- Your goal -
Please give the count of lines holding the string "Semen" and nothing besides.
==== Given records
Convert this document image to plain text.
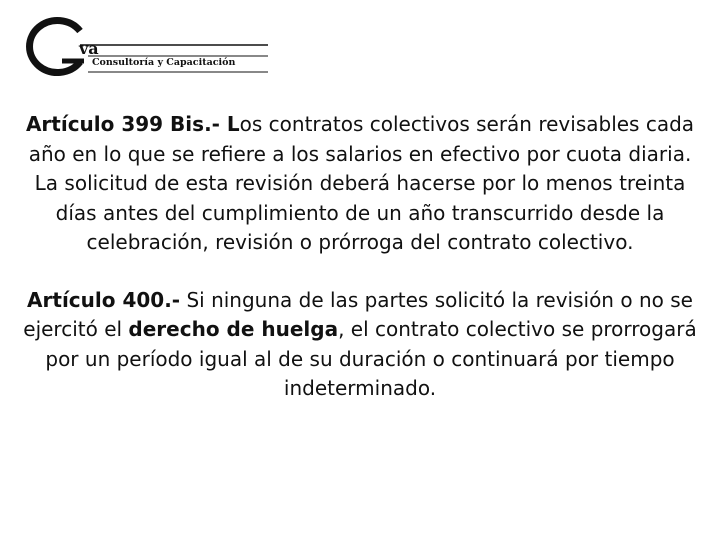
va
Consultoría y Capacitación

Artículo 399 Bis.- Los contratos colectivos serán revisables cada año en lo que se refiere a los salarios en efectivo por cuota diaria. La solicitud de esta revisión deberá hacerse por lo menos treinta días antes del cumplimiento de un año transcurrido desde la celebración, revisión o prórroga del contrato colectivo.

Artículo 400.- Si ninguna de las partes solicitó la revisión o no se ejercitó el derecho de huelga, el contrato colectivo se prorrogará por un período igual al de su duración o continuará por tiempo indeterminado.
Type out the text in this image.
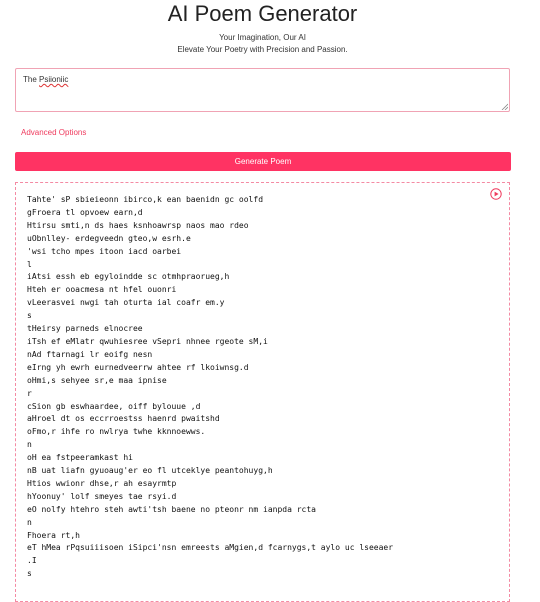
AI Poem Generator
Your Imagination, Our AI
Elevate Your Poetry with Precision and Passion.
The Psiioniic
Advanced Options
Generate Poem
Tahte' sP sbieieonn ibirco,k ean baenidn gc oolfd
gFroera tl opvoew earn,d
Htirsu smti,n ds haes ksnhoawrsp naos mao rdeo
uObnlley- erdegveedn gteo,w esrh.e
'wsi tcho mpes itoon iacd oarbei
l
iAtsi essh eb egyloindde sc otmhpraorueg,h
Hteh er ooacmesa nt hfel ouonri
vLeerasvei nwgi tah oturta ial coafr em.y
s
tHeirsy parneds elnocree
iTsh ef eMlatr qwuhiesree vSepri nhnee rgeote sM,i
nAd ftarnagi lr eoifg nesn
eIrng yh ewrh eurnedveerrw ahtee rf lkoiwnsg.d
oHmi,s sehyee sr,e maa ipnise
r
cSion gb eswhaardee, oiff bylouue ,d
aHroel dt os eccrroestss haenrd pwaitshd
oFmo,r ihfe ro nwlrya twhe kknnoewws.
n
oH ea fstpeeramkast hi
nB uat liafn gyuoaug'er eo fl utceklye peantohuyg,h
Htios wwionr dhse,r ah esayrmtp
hYoonuy' lolf smeyes tae rsyi.d
eO nolfy htehro steh awti'tsh baene no pteonr nm ianpda rcta
n
Fhoera rt,h
eT hMea rPqsuiiisoen iSipci'nsn emreests aMgien,d fcarnygs,t aylo uc lseeaer
.I
s
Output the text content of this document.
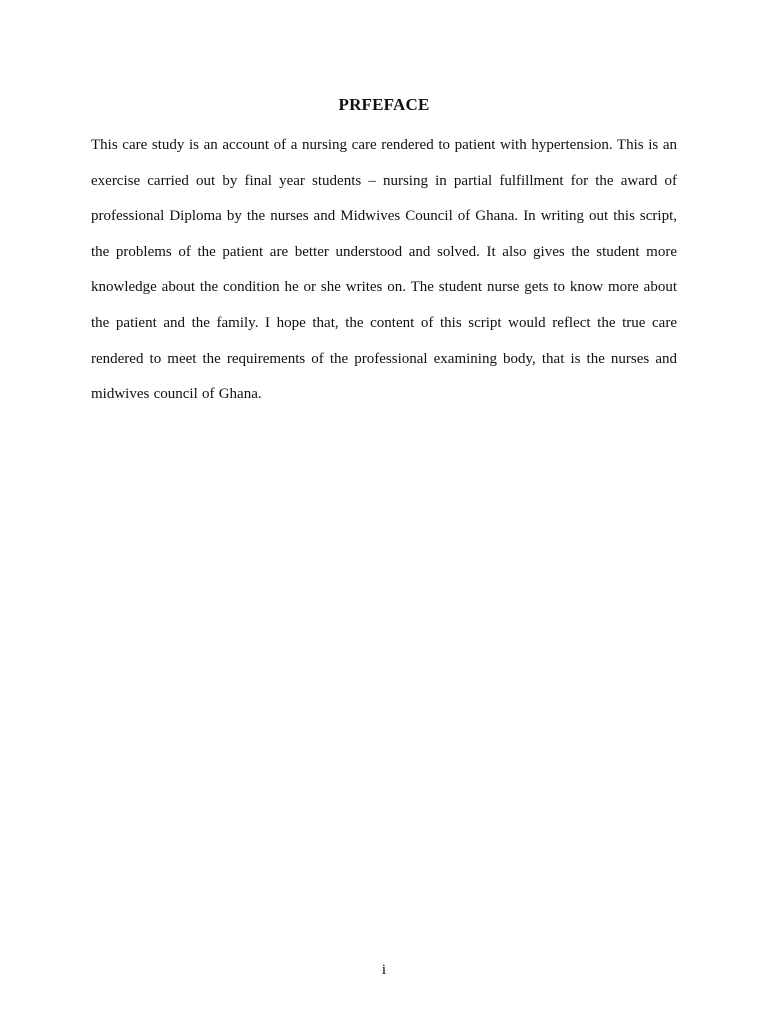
PRFEFACE

This care study is an account of a nursing care rendered to patient with hypertension. This is an exercise carried out by final year students – nursing in partial fulfillment for the award of professional Diploma by the nurses and Midwives Council of Ghana. In writing out this script, the problems of the patient are better understood and solved. It also gives the student more knowledge about the condition he or she writes on. The student nurse gets to know more about the patient and the family. I hope that, the content of this script would reflect the true care rendered to meet the requirements of the professional examining body, that is the nurses and midwives council of Ghana.

i
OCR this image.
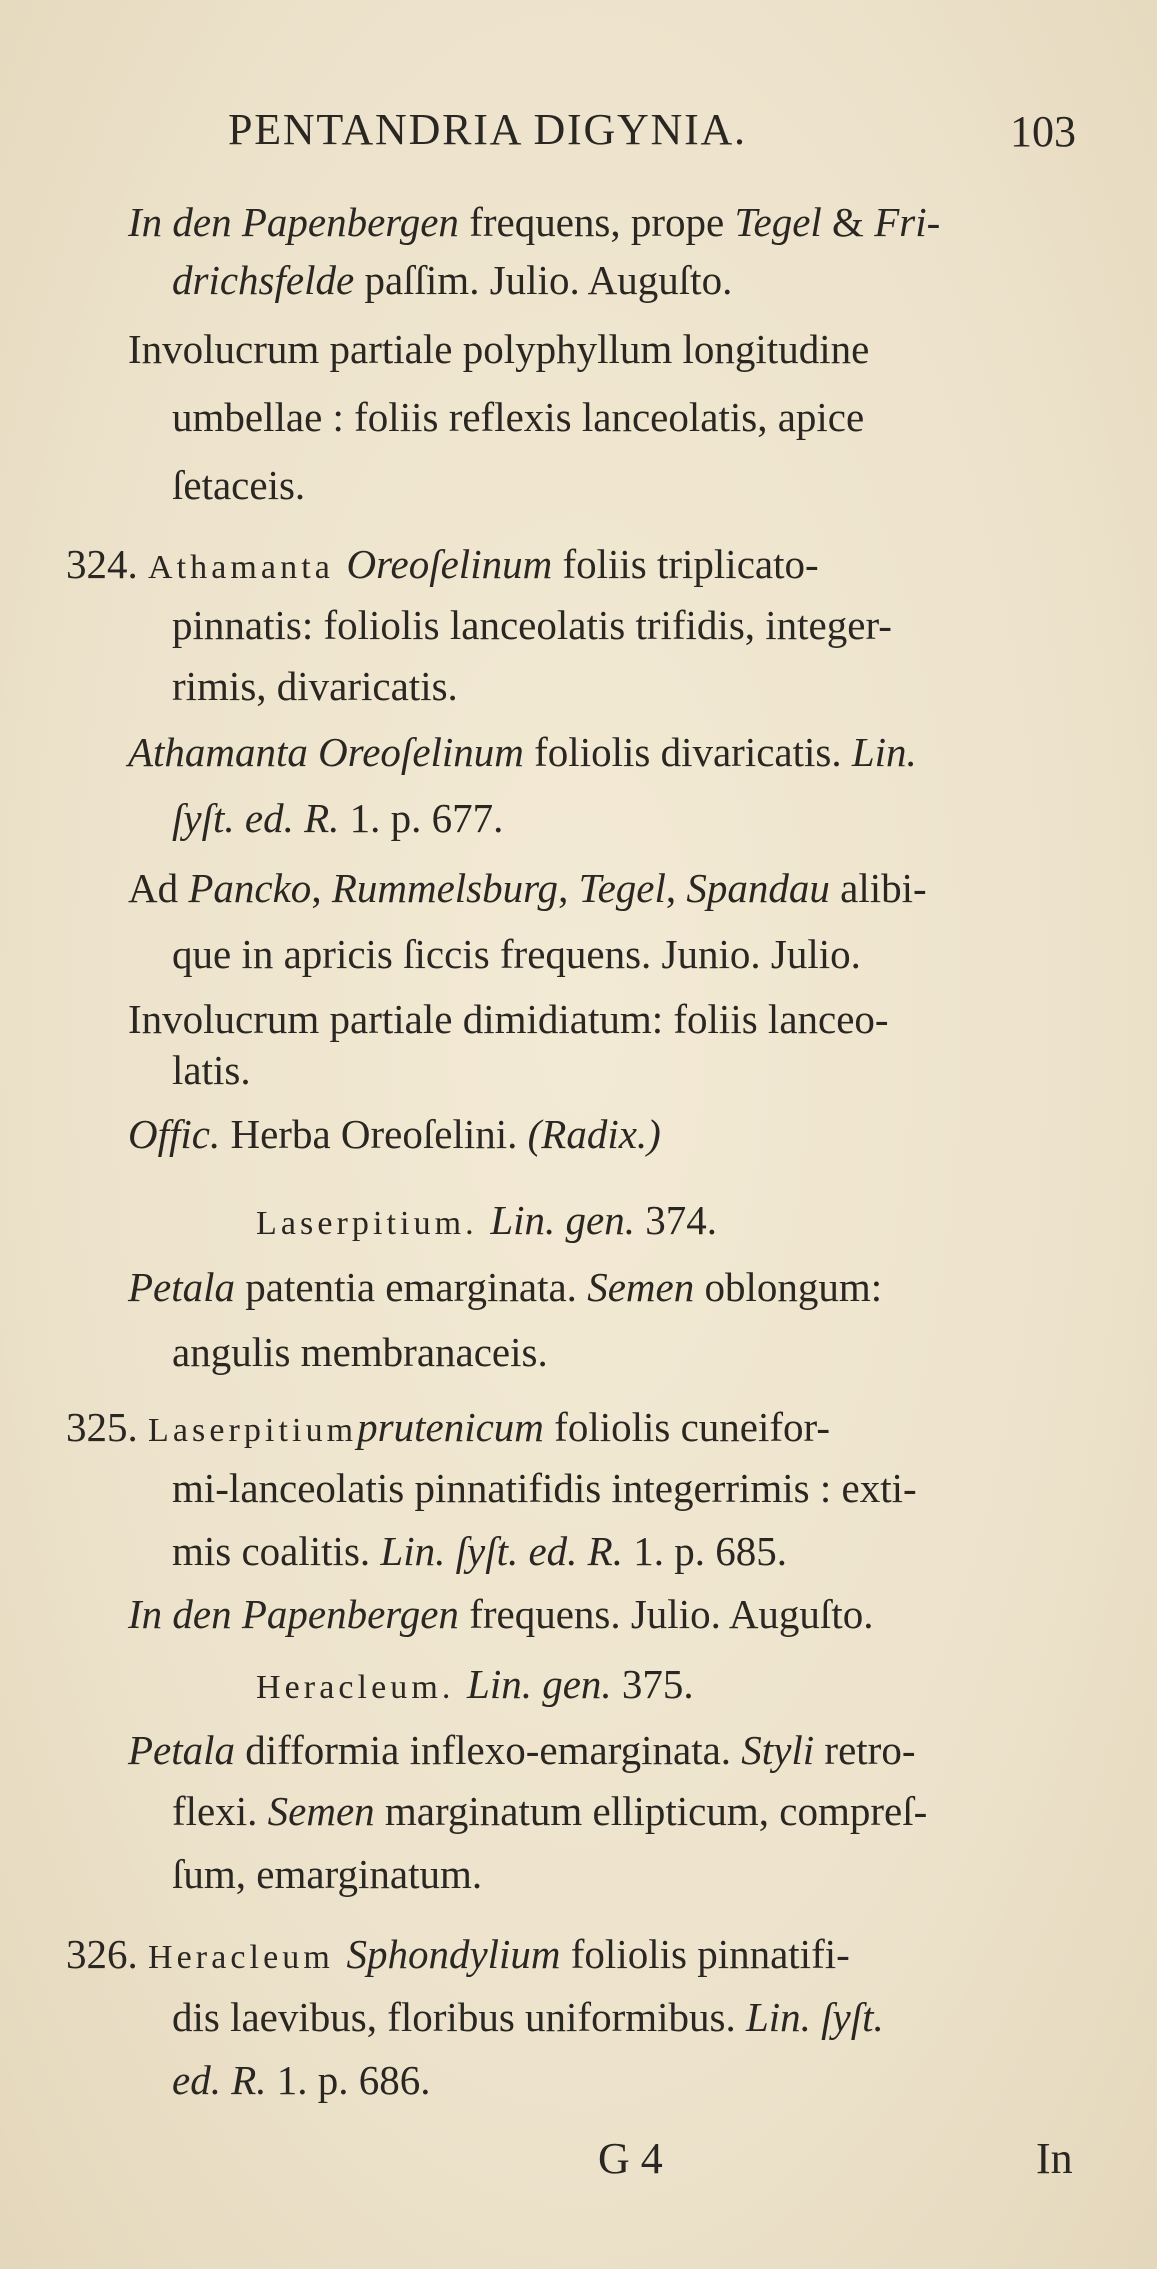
PENTANDRIA DIGYNIA.	103
In den Papenbergen frequens, prope Tegel & Fri-
drichsfelde paſſim. Julio. Auguſto.
Involucrum partiale polyphyllum longitudine
umbellae : foliis reflexis lanceolatis, apice
ſetaceis.
324. Athamanta Oreoſelinum foliis triplicato-
pinnatis: foliolis lanceolatis trifidis, integer-
rimis, divaricatis.
Athamanta Oreoſelinum foliolis divaricatis. Lin.
ſyſt. ed. R. 1. p. 677.
Ad Pancko, Rummelsburg, Tegel, Spandau alibi-
que in apricis ſiccis frequens. Junio. Julio.
Involucrum partiale dimidiatum: foliis lanceo-
latis.
Offic. Herba Oreoſelini. (Radix.)
Laserpitium. Lin. gen. 374.
Petala patentia emarginata. Semen oblongum:
angulis membranaceis.
325. Laserpitiumprutenicum foliolis cuneifor-
mi-lanceolatis pinnatifidis integerrimis : exti-
mis coalitis. Lin. ſyſt. ed. R. 1. p. 685.
In den Papenbergen frequens. Julio. Auguſto.
Heracleum. Lin. gen. 375.
Petala difformia inflexo-emarginata. Styli retro-
flexi. Semen marginatum ellipticum, compreſ-
ſum, emarginatum.
326. Heracleum Sphondylium foliolis pinnatifi-
dis laevibus, floribus uniformibus. Lin. ſyſt.
ed. R. 1. p. 686.
G 4	In
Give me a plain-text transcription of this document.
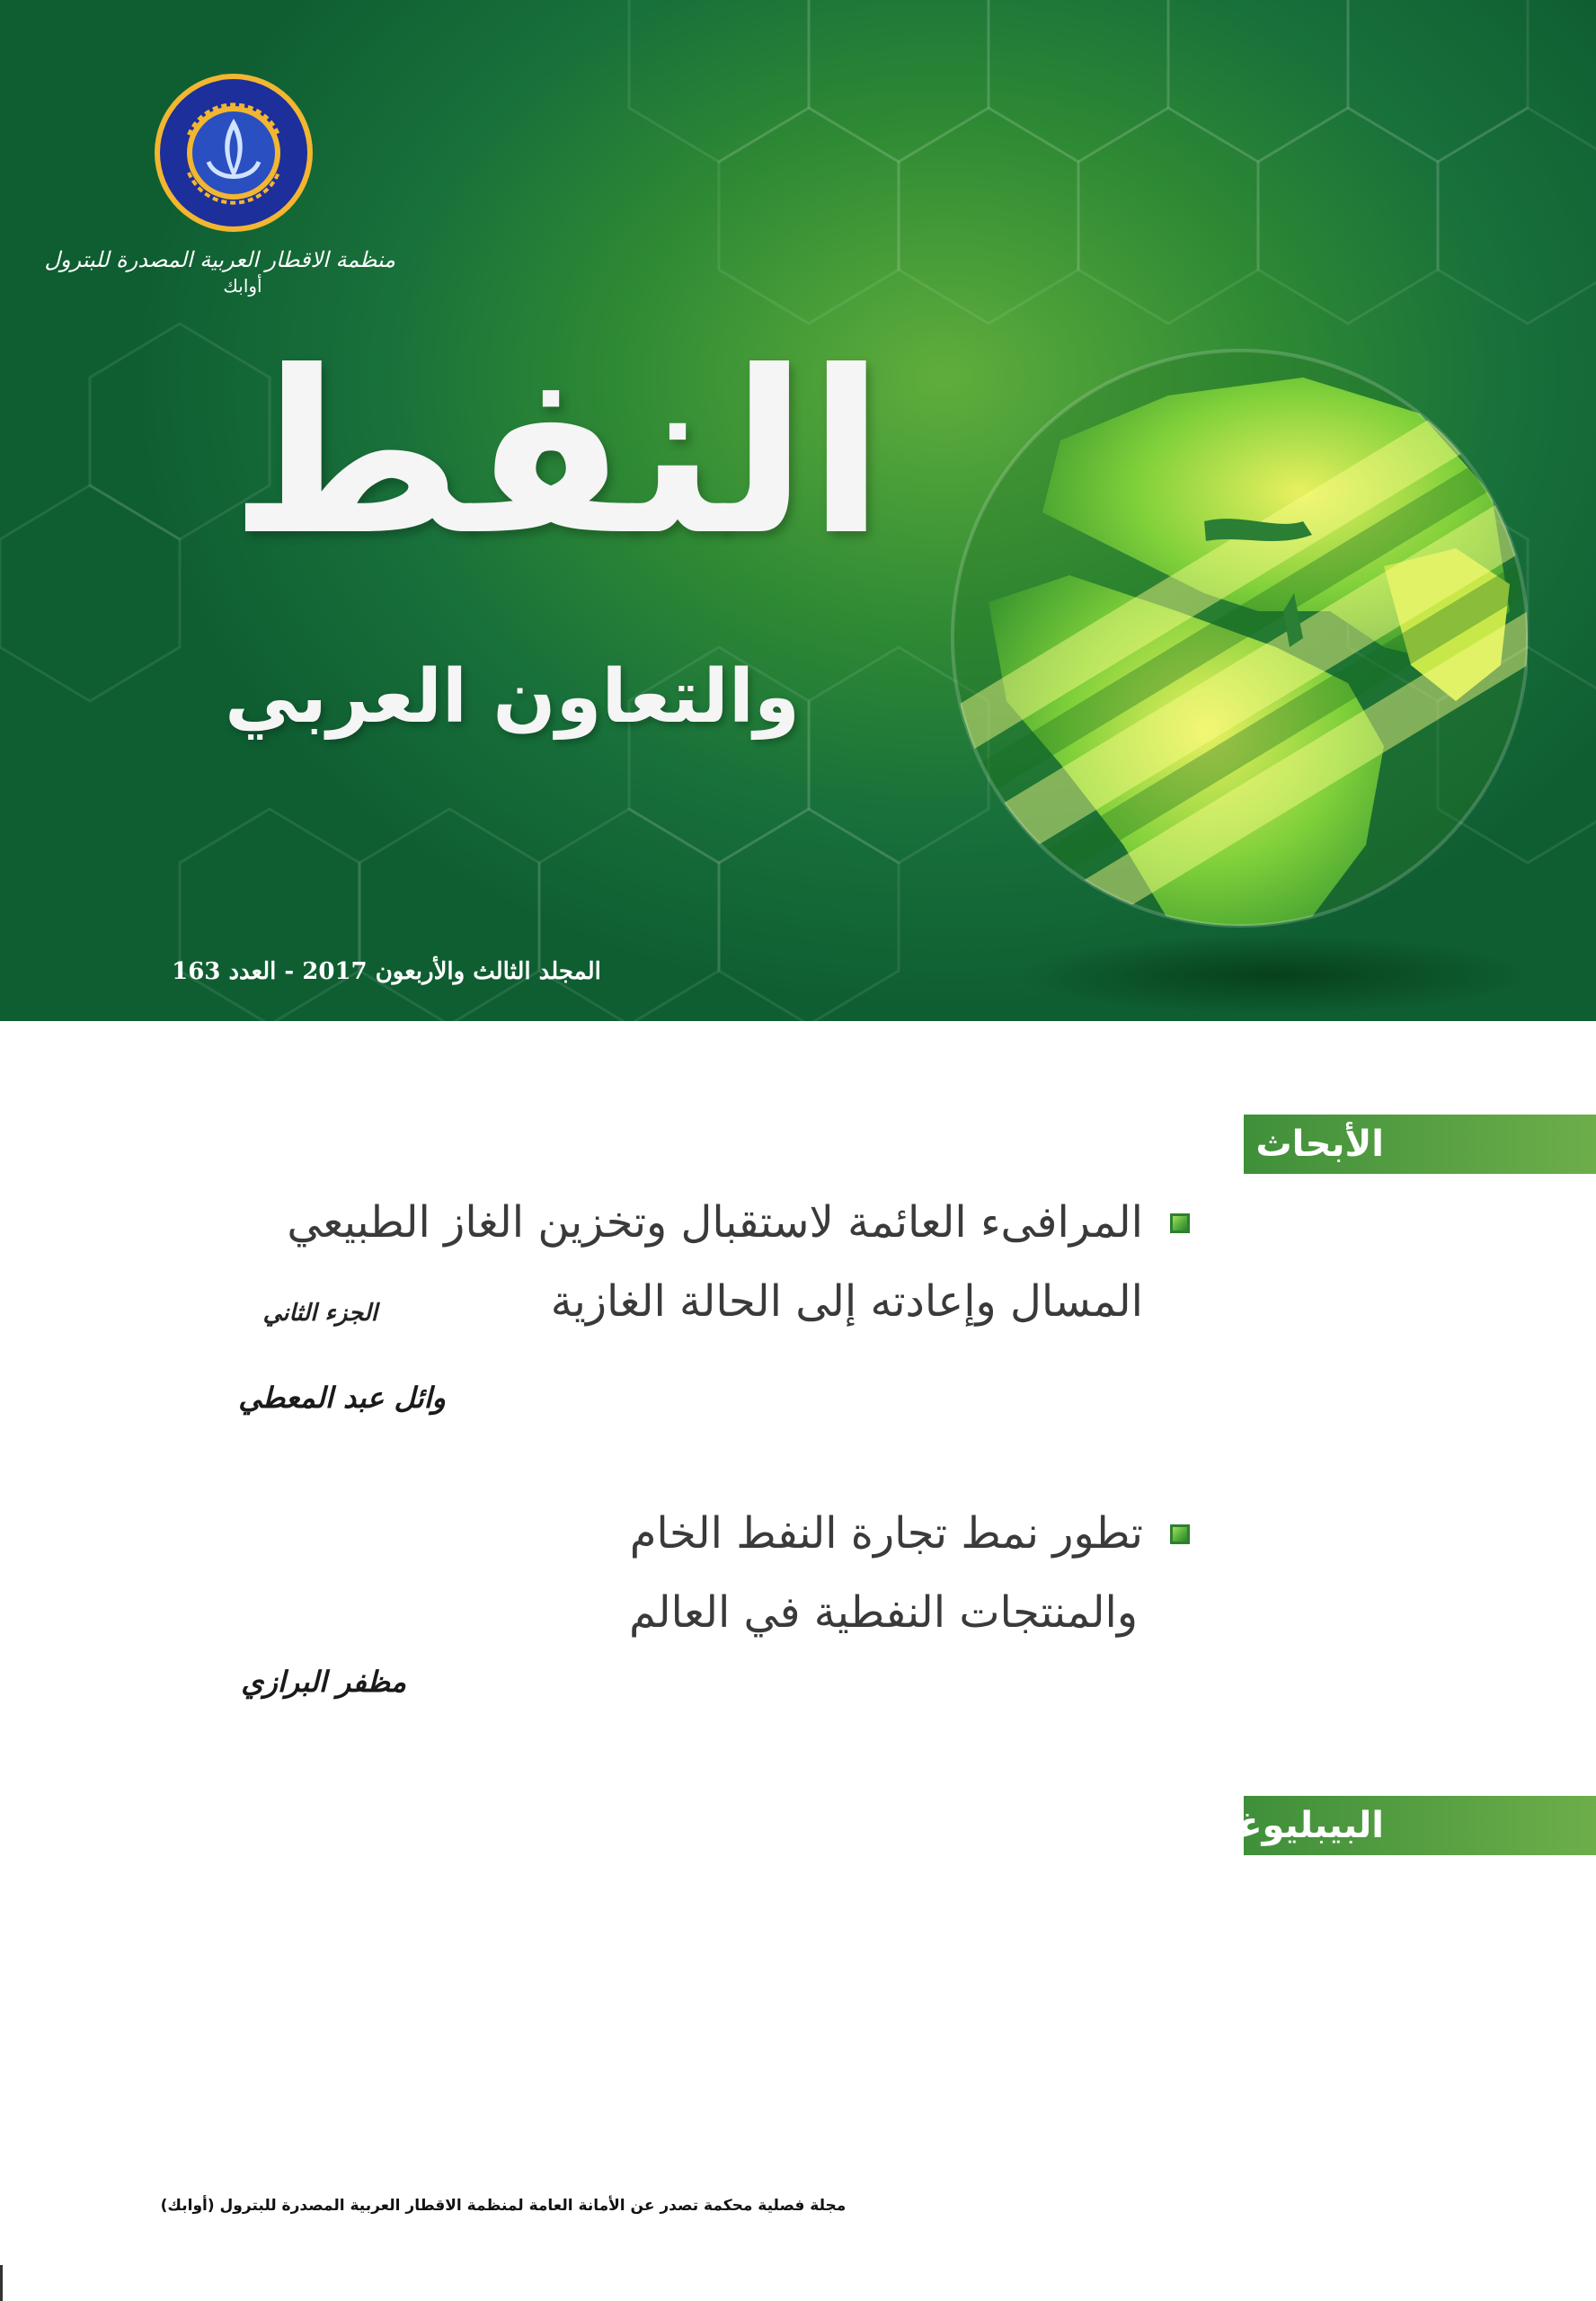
منظمة الاقطار العربية المصدرة للبترول
أوابك
النفط
والتعاون العربي
المجلد الثالث والأربعون 2017 - العدد 163
الأبحاث
المرافىء العائمة لاستقبال وتخزين الغاز الطبيعي
المسال وإعادته إلى الحالة الغازية
الجزء الثاني
وائل عبد المعطي
تطور نمط تجارة النفط الخام
والمنتجات النفطية في العالم
مظفر البرازي
البيبليوغرافيا
مجلة فصلية محكمة تصدر عن الأمانة العامة لمنظمة الاقطار العربية المصدرة للبترول (أوابك)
========
- Output for this task -
2